> [Exercise]
Using the entries that follow, collect the lines where the word "shares" appears.

> [Records for the task]
^^^^^^^^

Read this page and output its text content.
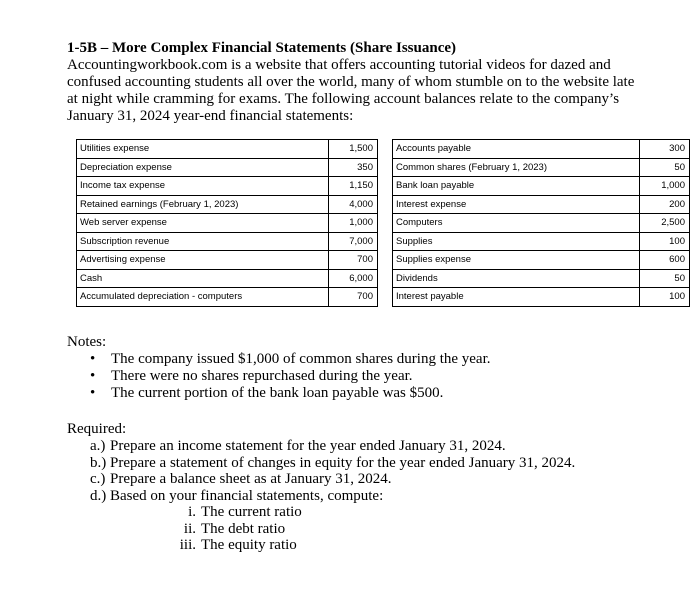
1-5B – More Complex Financial Statements (Share Issuance)
Accountingworkbook.com is a website that offers accounting tutorial videos for dazed and confused accounting students all over the world, many of whom stumble on to the website late at night while cramming for exams. The following account balances relate to the company’s January 31, 2024 year-end financial statements:
Utilities expense	1,500
Depreciation expense	350
Income tax expense	1,150
Retained earnings (February 1, 2023)	4,000
Web server expense	1,000
Subscription revenue	7,000
Advertising expense	700
Cash	6,000
Accumulated depreciation - computers	700
Accounts payable	300
Common shares (February 1, 2023)	50
Bank loan payable	1,000
Interest expense	200
Computers	2,500
Supplies	100
Supplies expense	600
Dividends	50
Interest payable	100
Notes:
• The company issued $1,000 of common shares during the year.
• There were no shares repurchased during the year.
• The current portion of the bank loan payable was $500.
Required:
a.) Prepare an income statement for the year ended January 31, 2024.
b.) Prepare a statement of changes in equity for the year ended January 31, 2024.
c.) Prepare a balance sheet as at January 31, 2024.
d.) Based on your financial statements, compute:
i. The current ratio
ii. The debt ratio
iii. The equity ratio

^^^^^^^^

> [Written answer]
Common shares (February 1, 2023)	50
• The company issued $1,000 of common shares during the year.
• There were no shares repurchased during the year.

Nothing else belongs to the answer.